• **REQUIREMENTS**:
The listing below must be repeated word for word, with its images excluded.

• **WORKING DATA**:
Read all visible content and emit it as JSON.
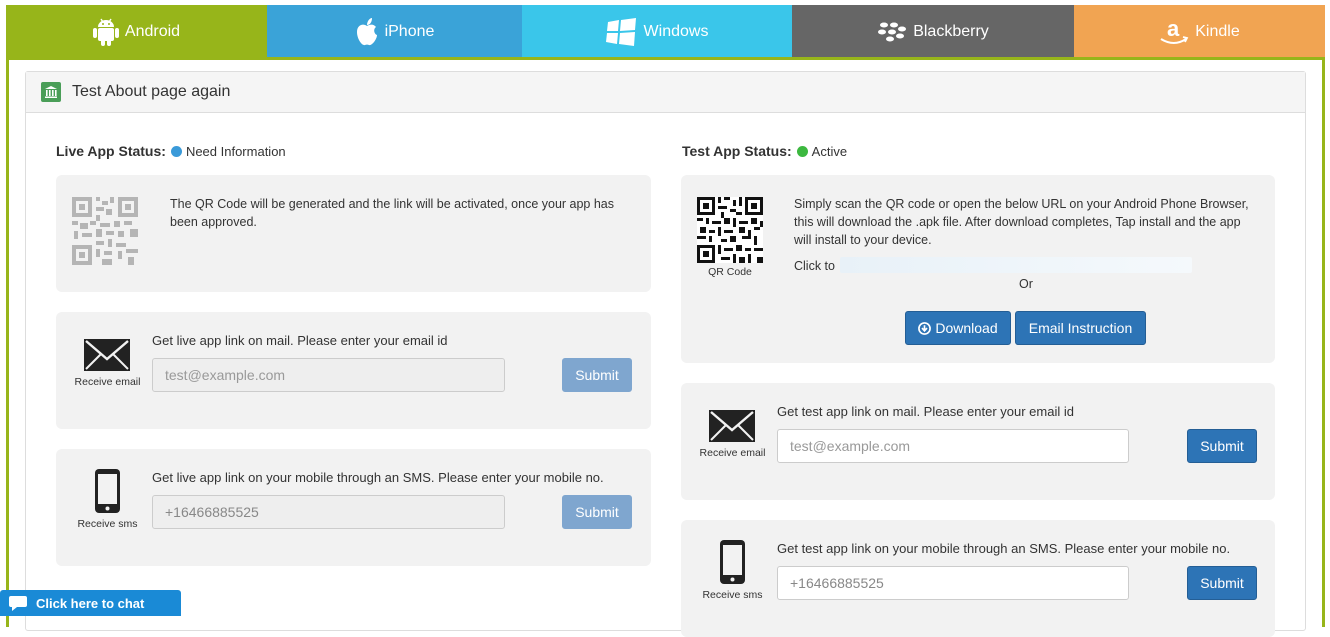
{
  "tabs": [
    {
      "label": "Android",
      "icon": "android-icon"
    },
    {
      "label": "iPhone",
      "icon": "apple-icon"
    },
    {
      "label": "Windows",
      "icon": "windows-icon"
    },
    {
      "label": "Blackberry",
      "icon": "blackberry-icon"
    },
    {
      "label": "Kindle",
      "icon": "amazon-icon"
    }
  ],
  "panel": {
    "title": "Test About page again",
    "icon": "bank-icon"
  },
  "live": {
    "status_label": "Live App Status:",
    "status_value": "Need Information",
    "status_color": "#3a9ad9",
    "qr_text": "The QR Code will be generated and the link will be activated, once your app has been approved.",
    "email": {
      "label": "Receive email",
      "prompt": "Get live app link on mail. Please enter your email id",
      "placeholder": "test@example.com",
      "submit": "Submit"
    },
    "sms": {
      "label": "Receive sms",
      "prompt": "Get live app link on your mobile through an SMS. Please enter your mobile no.",
      "value": "+16466885525",
      "submit": "Submit"
    }
  },
  "test": {
    "status_label": "Test App Status:",
    "status_value": "Active",
    "status_color": "#3cb83f",
    "qr_caption": "QR Code",
    "qr_text": "Simply scan the QR code or open the below URL on your Android Phone Browser, this will download the .apk file. After download completes, Tap install and the app will install to your device.",
    "click_prefix": "Click to",
    "or_text": "Or",
    "download_button": "Download",
    "email_instruction_button": "Email Instruction",
    "email": {
      "label": "Receive email",
      "prompt": "Get test app link on mail. Please enter your email id",
      "placeholder": "test@example.com",
      "submit": "Submit"
    },
    "sms": {
      "label": "Receive sms",
      "prompt": "Get test app link on your mobile through an SMS. Please enter your mobile no.",
      "value": "+16466885525",
      "submit": "Submit"
    }
  },
  "chat": {
    "label": "Click here to chat"
  }
}
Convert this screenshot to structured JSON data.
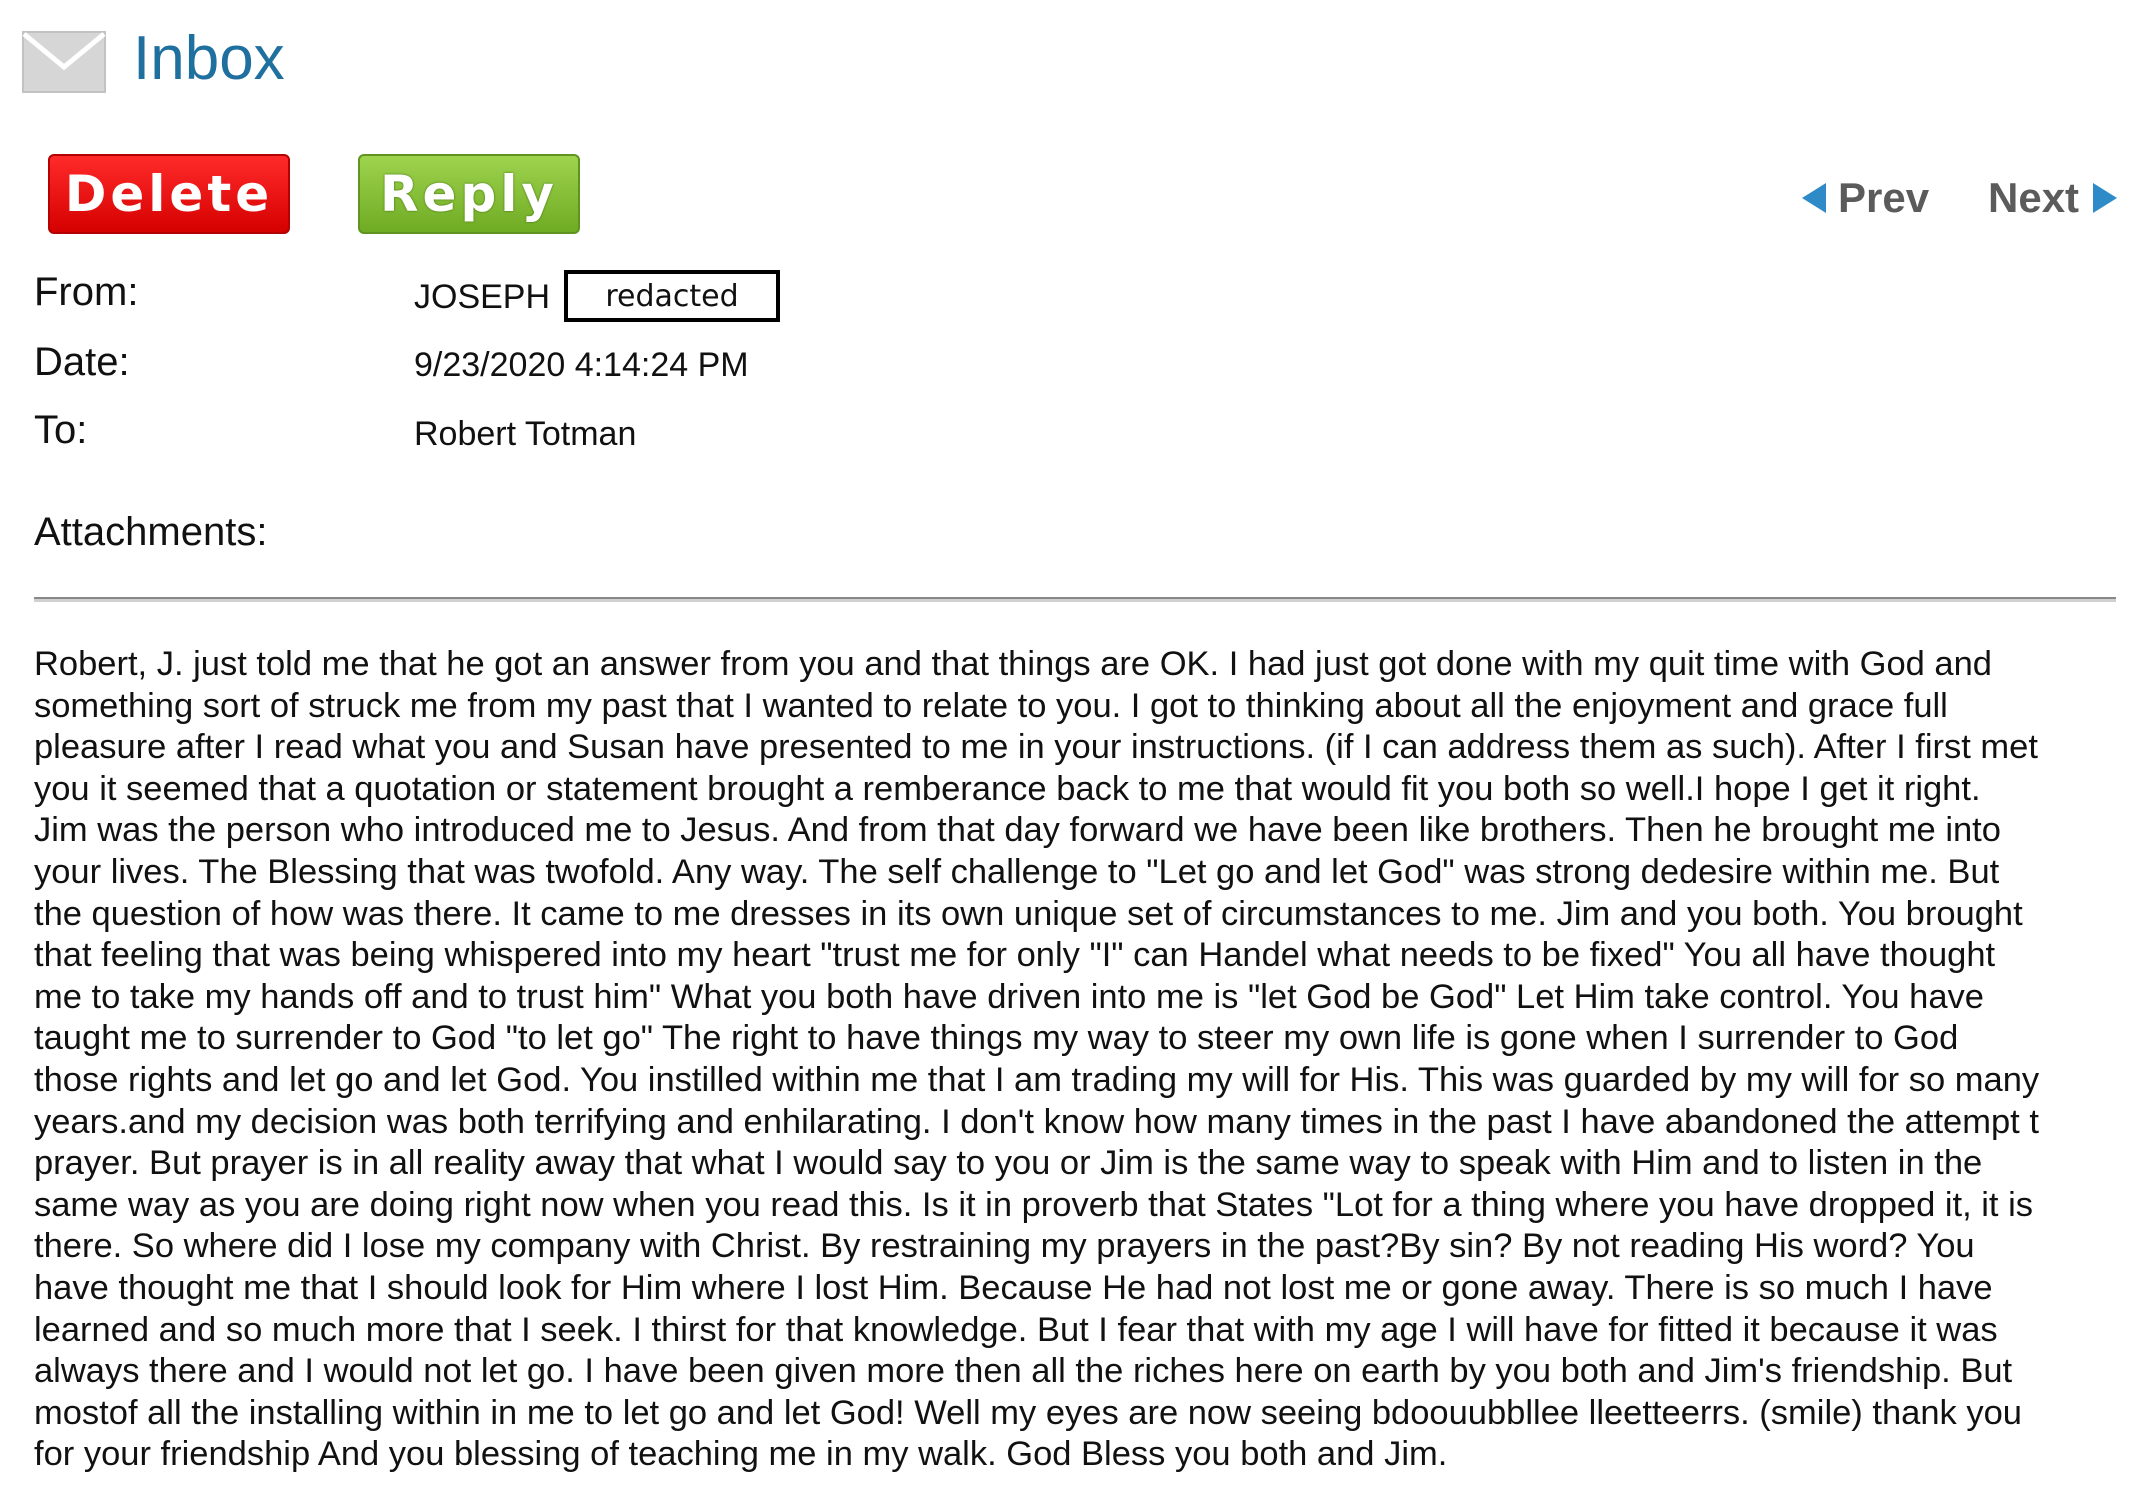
{
  "header": {
    "title": "Inbox",
    "icon": "envelope-icon"
  },
  "toolbar": {
    "delete_label": "Delete",
    "reply_label": "Reply",
    "prev_label": "Prev",
    "next_label": "Next"
  },
  "colors": {
    "delete": "#e30000",
    "reply": "#82bf34",
    "title": "#1f6f9f",
    "arrow": "#2e8bc8"
  },
  "message": {
    "from_label": "From:",
    "from_value": "JOSEPH",
    "redacted_label": "redacted",
    "date_label": "Date:",
    "date_value": "9/23/2020 4:14:24 PM",
    "to_label": "To:",
    "to_value": "Robert Totman",
    "attachments_label": "Attachments:"
  },
  "body_lines": [
    "Robert, J. just told me that he got an answer from you and that things are OK. I had just got done with my quit time with God and",
    "something sort of struck me from my past that I wanted to relate to you. I got to thinking about all the enjoyment and grace full",
    "pleasure after I read what you and Susan have presented to me in your instructions. (if I can address them as such). After I first met",
    "you it seemed that a quotation or statement brought a remberance back to me that would fit you both so well.I hope I get it right.",
    "Jim was the person who introduced me to Jesus. And from that day forward we have been like brothers. Then he brought me into",
    "your lives. The Blessing that was twofold. Any way. The self challenge to \"Let go and let God\" was strong dedesire within me. But",
    "the question of how was there. It came to me dresses in its own unique set of circumstances to me. Jim and you both. You brought",
    "that feeling that was being whispered into my heart \"trust me for only \"I\" can Handel what needs to be fixed\" You all have thought",
    "me to take my hands off and to trust him\" What you both have driven into me is \"let God be God\" Let Him take control. You have",
    "taught me to surrender to God \"to let go\" The right to have things my way to steer my own life is gone when I surrender to God",
    "those rights and let go and let God. You instilled within me that I am trading my will for His. This was guarded by my will for so many",
    "years.and my decision was both terrifying and enhilarating. I don't know how many times in the past I have abandoned the attempt t",
    "prayer. But prayer is in all reality away that what I would say to you or Jim is the same way to speak with Him and to listen in the",
    "same way as you are doing right now when you read this. Is it in proverb that States \"Lot for a thing where you have dropped it, it is",
    "there. So where did I lose my company with Christ. By restraining my prayers in the past?By sin? By not reading His word? You",
    "have thought me that I should look for Him where I lost Him. Because He had not lost me or gone away. There is so much I have",
    "learned and so much more that I seek. I thirst for that knowledge. But I fear that with my age I will have for fitted it because it was",
    "always there and I would not let go. I have been given more then all the riches here on earth by you both and Jim's friendship. But",
    "mostof all the installing within in me to let go and let God! Well my eyes are now seeing bdoouubbllee lleetteerrs. (smile) thank you",
    "for your friendship And you blessing of teaching me in my walk. God Bless you both and Jim."
  ]
}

• **COMPLETE ANSWER**:
Read all visible content and emit it as JSON.
{
  "tabs": [
    {
      "label": "Android",
      "icon": "android-icon"
    },
    {
      "label": "iPhone",
      "icon": "apple-icon"
    },
    {
      "label": "Windows",
      "icon": "windows-icon"
    },
    {
      "label": "Blackberry",
      "icon": "blackberry-icon"
    },
    {
      "label": "Kindle",
      "icon": "amazon-icon"
    }
  ],
  "panel": {
    "title": "Test About page again",
    "icon": "bank-icon"
  },
  "live": {
    "status_label": "Live App Status:",
    "status_value": "Need Information",
    "status_color": "#3a9ad9",
    "qr_text": "The QR Code will be generated and the link will be activated, once your app has been approved.",
    "email": {
      "label": "Receive email",
      "prompt": "Get live app link on mail. Please enter your email id",
      "placeholder": "test@example.com",
      "submit": "Submit"
    },
    "sms": {
      "label": "Receive sms",
      "prompt": "Get live app link on your mobile through an SMS. Please enter your mobile no.",
      "value": "+16466885525",
      "submit": "Submit"
    }
  },
  "test": {
    "status_label": "Test App Status:",
    "status_value": "Active",
    "status_color": "#3cb83f",
    "qr_caption": "QR Code",
    "qr_text": "Simply scan the QR code or open the below URL on your Android Phone Browser, this will download the .apk file. After download completes, Tap install and the app will install to your device.",
    "click_prefix": "Click to",
    "or_text": "Or",
    "download_button": "Download",
    "email_instruction_button": "Email Instruction",
    "email": {
      "label": "Receive email",
      "prompt": "Get test app link on mail. Please enter your email id",
      "placeholder": "test@example.com",
      "submit": "Submit"
    },
    "sms": {
      "label": "Receive sms",
      "prompt": "Get test app link on your mobile through an SMS. Please enter your mobile no.",
      "value": "+16466885525",
      "submit": "Submit"
    }
  },
  "chat": {
    "label": "Click here to chat"
  }
}
Convert this screenshot to structured JSON data.
{
  "header": {
    "title": "Inbox",
    "icon": "envelope-icon"
  },
  "toolbar": {
    "delete_label": "Delete",
    "reply_label": "Reply",
    "prev_label": "Prev",
    "next_label": "Next"
  },
  "colors": {
    "delete": "#e30000",
    "reply": "#82bf34",
    "title": "#1f6f9f",
    "arrow": "#2e8bc8"
  },
  "message": {
    "from_label": "From:",
    "from_value": "JOSEPH",
    "redacted_label": "redacted",
    "date_label": "Date:",
    "date_value": "9/23/2020 4:14:24 PM",
    "to_label": "To:",
    "to_value": "Robert Totman",
    "attachments_label": "Attachments:"
  },
  "body_lines": [
    "Robert, J. just told me that he got an answer from you and that things are OK. I had just got done with my quit time with God and",
    "something sort of struck me from my past that I wanted to relate to you. I got to thinking about all the enjoyment and grace full",
    "pleasure after I read what you and Susan have presented to me in your instructions. (if I can address them as such). After I first met",
    "you it seemed that a quotation or statement brought a remberance back to me that would fit you both so well.I hope I get it right.",
    "Jim was the person who introduced me to Jesus. And from that day forward we have been like brothers. Then he brought me into",
    "your lives. The Blessing that was twofold. Any way. The self challenge to \"Let go and let God\" was strong dedesire within me. But",
    "the question of how was there. It came to me dresses in its own unique set of circumstances to me. Jim and you both. You brought",
    "that feeling that was being whispered into my heart \"trust me for only \"I\" can Handel what needs to be fixed\" You all have thought",
    "me to take my hands off and to trust him\" What you both have driven into me is \"let God be God\" Let Him take control. You have",
    "taught me to surrender to God \"to let go\" The right to have things my way to steer my own life is gone when I surrender to God",
    "those rights and let go and let God. You instilled within me that I am trading my will for His. This was guarded by my will for so many",
    "years.and my decision was both terrifying and enhilarating. I don't know how many times in the past I have abandoned the attempt t",
    "prayer. But prayer is in all reality away that what I would say to you or Jim is the same way to speak with Him and to listen in the",
    "same way as you are doing right now when you read this. Is it in proverb that States \"Lot for a thing where you have dropped it, it is",
    "there. So where did I lose my company with Christ. By restraining my prayers in the past?By sin? By not reading His word? You",
    "have thought me that I should look for Him where I lost Him. Because He had not lost me or gone away. There is so much I have",
    "learned and so much more that I seek. I thirst for that knowledge. But I fear that with my age I will have for fitted it because it was",
    "always there and I would not let go. I have been given more then all the riches here on earth by you both and Jim's friendship. But",
    "mostof all the installing within in me to let go and let God! Well my eyes are now seeing bdoouubbllee lleetteerrs. (smile) thank you",
    "for your friendship And you blessing of teaching me in my walk. God Bless you both and Jim."
  ]
}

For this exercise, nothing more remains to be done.